(Records from a data collection)
:::

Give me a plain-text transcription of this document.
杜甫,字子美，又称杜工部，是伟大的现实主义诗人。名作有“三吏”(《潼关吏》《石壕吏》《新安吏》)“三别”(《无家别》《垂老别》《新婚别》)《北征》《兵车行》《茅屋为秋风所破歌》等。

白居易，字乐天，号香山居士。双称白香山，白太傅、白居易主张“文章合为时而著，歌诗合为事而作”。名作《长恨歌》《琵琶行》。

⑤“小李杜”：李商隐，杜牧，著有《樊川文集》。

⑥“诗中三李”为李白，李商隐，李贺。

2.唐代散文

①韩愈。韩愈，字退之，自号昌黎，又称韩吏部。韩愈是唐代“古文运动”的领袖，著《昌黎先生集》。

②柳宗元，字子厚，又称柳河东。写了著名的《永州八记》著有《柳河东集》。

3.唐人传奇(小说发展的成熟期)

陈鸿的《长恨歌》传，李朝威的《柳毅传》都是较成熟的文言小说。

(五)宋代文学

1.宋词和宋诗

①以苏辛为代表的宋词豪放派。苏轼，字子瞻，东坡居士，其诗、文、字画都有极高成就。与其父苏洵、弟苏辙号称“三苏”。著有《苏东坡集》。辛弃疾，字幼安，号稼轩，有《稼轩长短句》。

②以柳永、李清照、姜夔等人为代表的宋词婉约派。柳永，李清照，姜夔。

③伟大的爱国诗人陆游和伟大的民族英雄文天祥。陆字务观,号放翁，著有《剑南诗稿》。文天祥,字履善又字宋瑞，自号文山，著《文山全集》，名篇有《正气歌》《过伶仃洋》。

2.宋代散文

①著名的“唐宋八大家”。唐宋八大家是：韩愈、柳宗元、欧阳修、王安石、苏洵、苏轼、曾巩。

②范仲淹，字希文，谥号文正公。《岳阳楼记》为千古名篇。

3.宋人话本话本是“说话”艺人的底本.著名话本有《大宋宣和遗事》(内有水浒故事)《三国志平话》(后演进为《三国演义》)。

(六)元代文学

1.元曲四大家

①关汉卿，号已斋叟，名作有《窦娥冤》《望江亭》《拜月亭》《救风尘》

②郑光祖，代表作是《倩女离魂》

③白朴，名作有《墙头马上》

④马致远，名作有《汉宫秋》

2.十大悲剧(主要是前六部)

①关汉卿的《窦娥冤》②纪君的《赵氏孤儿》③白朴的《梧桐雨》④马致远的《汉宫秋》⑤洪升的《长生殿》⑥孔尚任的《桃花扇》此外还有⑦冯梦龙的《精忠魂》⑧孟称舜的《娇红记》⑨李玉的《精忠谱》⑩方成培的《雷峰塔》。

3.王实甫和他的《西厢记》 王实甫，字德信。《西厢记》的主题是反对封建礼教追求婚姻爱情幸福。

:::

Objective: Write out the records above again, keeping each one identical to the original.

Answer to this exercise:
Give me a plain-text transcription of this document.
杜甫,字子美，又称杜工部，是伟大的现实主义诗人。名作有“三吏”(《潼关吏》《石壕吏》《新安吏》)“三别”(《无家别》《垂老别》《新婚别》)《北征》《兵车行》《茅屋为秋风所破歌》等。

白居易，字乐天，号香山居士。双称白香山，白太傅、白居易主张“文章合为时而著，歌诗合为事而作”。名作《长恨歌》《琵琶行》。

⑤“小李杜”：李商隐，杜牧，著有《樊川文集》。

⑥“诗中三李”为李白，李商隐，李贺。

2.唐代散文

①韩愈。韩愈，字退之，自号昌黎，又称韩吏部。韩愈是唐代“古文运动”的领袖，著《昌黎先生集》。

②柳宗元，字子厚，又称柳河东。写了著名的《永州八记》著有《柳河东集》。

3.唐人传奇(小说发展的成熟期)

陈鸿的《长恨歌》传，李朝威的《柳毅传》都是较成熟的文言小说。

(五)宋代文学

1.宋词和宋诗

①以苏辛为代表的宋词豪放派。苏轼，字子瞻，东坡居士，其诗、文、字画都有极高成就。与其父苏洵、弟苏辙号称“三苏”。著有《苏东坡集》。辛弃疾，字幼安，号稼轩，有《稼轩长短句》。

②以柳永、李清照、姜夔等人为代表的宋词婉约派。柳永，李清照，姜夔。

③伟大的爱国诗人陆游和伟大的民族英雄文天祥。陆字务观,号放翁，著有《剑南诗稿》。文天祥,字履善又字宋瑞，自号文山，著《文山全集》，名篇有《正气歌》《过伶仃洋》。

2.宋代散文

①著名的“唐宋八大家”。唐宋八大家是：韩愈、柳宗元、欧阳修、王安石、苏洵、苏轼、曾巩。

②范仲淹，字希文，谥号文正公。《岳阳楼记》为千古名篇。

3.宋人话本话本是“说话”艺人的底本.著名话本有《大宋宣和遗事》(内有水浒故事)《三国志平话》(后演进为《三国演义》)。

(六)元代文学

1.元曲四大家

①关汉卿，号已斋叟，名作有《窦娥冤》《望江亭》《拜月亭》《救风尘》

②郑光祖，代表作是《倩女离魂》

③白朴，名作有《墙头马上》

④马致远，名作有《汉宫秋》

2.十大悲剧(主要是前六部)

①关汉卿的《窦娥冤》②纪君的《赵氏孤儿》③白朴的《梧桐雨》④马致远的《汉宫秋》⑤洪升的《长生殿》⑥孔尚任的《桃花扇》此外还有⑦冯梦龙的《精忠魂》⑧孟称舜的《娇红记》⑨李玉的《精忠谱》⑩方成培的《雷峰塔》。

3.王实甫和他的《西厢记》 王实甫，字德信。《西厢记》的主题是反对封建礼教追求婚姻爱情幸福。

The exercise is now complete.